(Data entries for graphics)
════

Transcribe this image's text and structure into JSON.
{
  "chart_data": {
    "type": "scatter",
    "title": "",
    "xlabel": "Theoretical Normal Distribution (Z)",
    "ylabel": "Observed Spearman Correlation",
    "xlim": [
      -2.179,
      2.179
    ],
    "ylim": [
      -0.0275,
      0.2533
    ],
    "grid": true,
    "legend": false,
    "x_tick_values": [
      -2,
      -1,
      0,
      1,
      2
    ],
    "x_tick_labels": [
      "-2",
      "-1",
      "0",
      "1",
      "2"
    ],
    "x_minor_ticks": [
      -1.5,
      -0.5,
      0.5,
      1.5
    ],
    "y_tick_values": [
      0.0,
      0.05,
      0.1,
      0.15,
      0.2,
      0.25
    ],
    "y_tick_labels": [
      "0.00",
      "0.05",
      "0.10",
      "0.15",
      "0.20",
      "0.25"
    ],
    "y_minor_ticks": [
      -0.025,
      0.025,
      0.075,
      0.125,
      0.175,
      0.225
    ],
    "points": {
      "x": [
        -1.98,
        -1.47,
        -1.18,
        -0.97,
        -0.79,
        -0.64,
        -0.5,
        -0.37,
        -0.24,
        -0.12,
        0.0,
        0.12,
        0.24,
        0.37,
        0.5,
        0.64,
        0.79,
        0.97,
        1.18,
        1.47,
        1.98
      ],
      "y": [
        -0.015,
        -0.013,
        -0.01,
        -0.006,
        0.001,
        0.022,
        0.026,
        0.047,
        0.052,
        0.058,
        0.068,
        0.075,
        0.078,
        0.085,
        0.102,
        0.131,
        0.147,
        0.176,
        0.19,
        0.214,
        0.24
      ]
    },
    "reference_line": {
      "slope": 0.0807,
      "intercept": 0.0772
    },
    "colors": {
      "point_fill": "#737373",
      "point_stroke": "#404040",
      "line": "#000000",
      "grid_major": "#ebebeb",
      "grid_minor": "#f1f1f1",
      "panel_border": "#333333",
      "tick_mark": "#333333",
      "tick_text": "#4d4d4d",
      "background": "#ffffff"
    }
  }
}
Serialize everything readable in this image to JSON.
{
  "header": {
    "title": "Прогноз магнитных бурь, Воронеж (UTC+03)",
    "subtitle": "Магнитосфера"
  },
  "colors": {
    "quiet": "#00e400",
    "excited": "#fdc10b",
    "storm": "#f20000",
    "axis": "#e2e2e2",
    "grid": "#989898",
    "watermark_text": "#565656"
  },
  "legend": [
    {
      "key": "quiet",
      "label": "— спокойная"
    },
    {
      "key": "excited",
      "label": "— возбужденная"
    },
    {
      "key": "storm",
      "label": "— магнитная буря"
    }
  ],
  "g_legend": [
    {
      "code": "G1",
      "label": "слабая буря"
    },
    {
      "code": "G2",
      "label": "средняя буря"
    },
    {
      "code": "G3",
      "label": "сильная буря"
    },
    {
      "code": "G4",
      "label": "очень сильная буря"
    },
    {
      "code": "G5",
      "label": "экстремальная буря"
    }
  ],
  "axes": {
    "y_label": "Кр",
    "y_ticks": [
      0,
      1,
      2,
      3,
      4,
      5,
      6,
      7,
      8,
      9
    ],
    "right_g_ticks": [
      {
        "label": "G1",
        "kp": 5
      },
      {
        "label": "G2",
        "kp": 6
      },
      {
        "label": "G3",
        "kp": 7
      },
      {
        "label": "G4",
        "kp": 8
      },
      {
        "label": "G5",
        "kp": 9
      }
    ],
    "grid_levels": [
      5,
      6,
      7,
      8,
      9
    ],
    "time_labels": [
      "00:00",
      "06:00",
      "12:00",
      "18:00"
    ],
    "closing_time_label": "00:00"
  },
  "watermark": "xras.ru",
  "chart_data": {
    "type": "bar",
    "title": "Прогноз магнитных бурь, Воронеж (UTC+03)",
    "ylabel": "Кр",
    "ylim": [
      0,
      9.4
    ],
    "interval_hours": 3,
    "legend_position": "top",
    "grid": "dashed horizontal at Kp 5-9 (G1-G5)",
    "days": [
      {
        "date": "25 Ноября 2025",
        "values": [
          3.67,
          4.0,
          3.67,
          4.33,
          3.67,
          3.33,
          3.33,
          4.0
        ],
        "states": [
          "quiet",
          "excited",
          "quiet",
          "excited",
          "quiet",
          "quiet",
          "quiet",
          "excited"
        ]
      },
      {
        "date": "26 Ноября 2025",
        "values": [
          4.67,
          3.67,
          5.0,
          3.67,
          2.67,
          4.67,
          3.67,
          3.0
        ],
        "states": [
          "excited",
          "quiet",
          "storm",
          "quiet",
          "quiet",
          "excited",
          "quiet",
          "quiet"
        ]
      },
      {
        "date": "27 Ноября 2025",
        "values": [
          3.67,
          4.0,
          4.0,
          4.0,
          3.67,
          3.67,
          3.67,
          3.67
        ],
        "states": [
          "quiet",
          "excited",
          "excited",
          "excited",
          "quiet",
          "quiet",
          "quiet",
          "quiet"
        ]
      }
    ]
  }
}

════

BRIEF: Repeat the records above in full, character for character.

WORKED ANSWER:
Transcribe this image's text and structure into JSON.
{
  "chart_data": {
    "type": "scatter",
    "title": "",
    "xlabel": "Theoretical Normal Distribution (Z)",
    "ylabel": "Observed Spearman Correlation",
    "xlim": [
      -2.179,
      2.179
    ],
    "ylim": [
      -0.0275,
      0.2533
    ],
    "grid": true,
    "legend": false,
    "x_tick_values": [
      -2,
      -1,
      0,
      1,
      2
    ],
    "x_tick_labels": [
      "-2",
      "-1",
      "0",
      "1",
      "2"
    ],
    "x_minor_ticks": [
      -1.5,
      -0.5,
      0.5,
      1.5
    ],
    "y_tick_values": [
      0.0,
      0.05,
      0.1,
      0.15,
      0.2,
      0.25
    ],
    "y_tick_labels": [
      "0.00",
      "0.05",
      "0.10",
      "0.15",
      "0.20",
      "0.25"
    ],
    "y_minor_ticks": [
      -0.025,
      0.025,
      0.075,
      0.125,
      0.175,
      0.225
    ],
    "points": {
      "x": [
        -1.98,
        -1.47,
        -1.18,
        -0.97,
        -0.79,
        -0.64,
        -0.5,
        -0.37,
        -0.24,
        -0.12,
        0.0,
        0.12,
        0.24,
        0.37,
        0.5,
        0.64,
        0.79,
        0.97,
        1.18,
        1.47,
        1.98
      ],
      "y": [
        -0.015,
        -0.013,
        -0.01,
        -0.006,
        0.001,
        0.022,
        0.026,
        0.047,
        0.052,
        0.058,
        0.068,
        0.075,
        0.078,
        0.085,
        0.102,
        0.131,
        0.147,
        0.176,
        0.19,
        0.214,
        0.24
      ]
    },
    "reference_line": {
      "slope": 0.0807,
      "intercept": 0.0772
    },
    "colors": {
      "point_fill": "#737373",
      "point_stroke": "#404040",
      "line": "#000000",
      "grid_major": "#ebebeb",
      "grid_minor": "#f1f1f1",
      "panel_border": "#333333",
      "tick_mark": "#333333",
      "tick_text": "#4d4d4d",
      "background": "#ffffff"
    }
  }
}
Serialize everything readable in this image to JSON.
{
  "header": {
    "title": "Прогноз магнитных бурь, Воронеж (UTC+03)",
    "subtitle": "Магнитосфера"
  },
  "colors": {
    "quiet": "#00e400",
    "excited": "#fdc10b",
    "storm": "#f20000",
    "axis": "#e2e2e2",
    "grid": "#989898",
    "watermark_text": "#565656"
  },
  "legend": [
    {
      "key": "quiet",
      "label": "— спокойная"
    },
    {
      "key": "excited",
      "label": "— возбужденная"
    },
    {
      "key": "storm",
      "label": "— магнитная буря"
    }
  ],
  "g_legend": [
    {
      "code": "G1",
      "label": "слабая буря"
    },
    {
      "code": "G2",
      "label": "средняя буря"
    },
    {
      "code": "G3",
      "label": "сильная буря"
    },
    {
      "code": "G4",
      "label": "очень сильная буря"
    },
    {
      "code": "G5",
      "label": "экстремальная буря"
    }
  ],
  "axes": {
    "y_label": "Кр",
    "y_ticks": [
      0,
      1,
      2,
      3,
      4,
      5,
      6,
      7,
      8,
      9
    ],
    "right_g_ticks": [
      {
        "label": "G1",
        "kp": 5
      },
      {
        "label": "G2",
        "kp": 6
      },
      {
        "label": "G3",
        "kp": 7
      },
      {
        "label": "G4",
        "kp": 8
      },
      {
        "label": "G5",
        "kp": 9
      }
    ],
    "grid_levels": [
      5,
      6,
      7,
      8,
      9
    ],
    "time_labels": [
      "00:00",
      "06:00",
      "12:00",
      "18:00"
    ],
    "closing_time_label": "00:00"
  },
  "watermark": "xras.ru",
  "chart_data": {
    "type": "bar",
    "title": "Прогноз магнитных бурь, Воронеж (UTC+03)",
    "ylabel": "Кр",
    "ylim": [
      0,
      9.4
    ],
    "interval_hours": 3,
    "legend_position": "top",
    "grid": "dashed horizontal at Kp 5-9 (G1-G5)",
    "days": [
      {
        "date": "25 Ноября 2025",
        "values": [
          3.67,
          4.0,
          3.67,
          4.33,
          3.67,
          3.33,
          3.33,
          4.0
        ],
        "states": [
          "quiet",
          "excited",
          "quiet",
          "excited",
          "quiet",
          "quiet",
          "quiet",
          "excited"
        ]
      },
      {
        "date": "26 Ноября 2025",
        "values": [
          4.67,
          3.67,
          5.0,
          3.67,
          2.67,
          4.67,
          3.67,
          3.0
        ],
        "states": [
          "excited",
          "quiet",
          "storm",
          "quiet",
          "quiet",
          "excited",
          "quiet",
          "quiet"
        ]
      },
      {
        "date": "27 Ноября 2025",
        "values": [
          3.67,
          4.0,
          4.0,
          4.0,
          3.67,
          3.67,
          3.67,
          3.67
        ],
        "states": [
          "quiet",
          "excited",
          "excited",
          "excited",
          "quiet",
          "quiet",
          "quiet",
          "quiet"
        ]
      }
    ]
  }
}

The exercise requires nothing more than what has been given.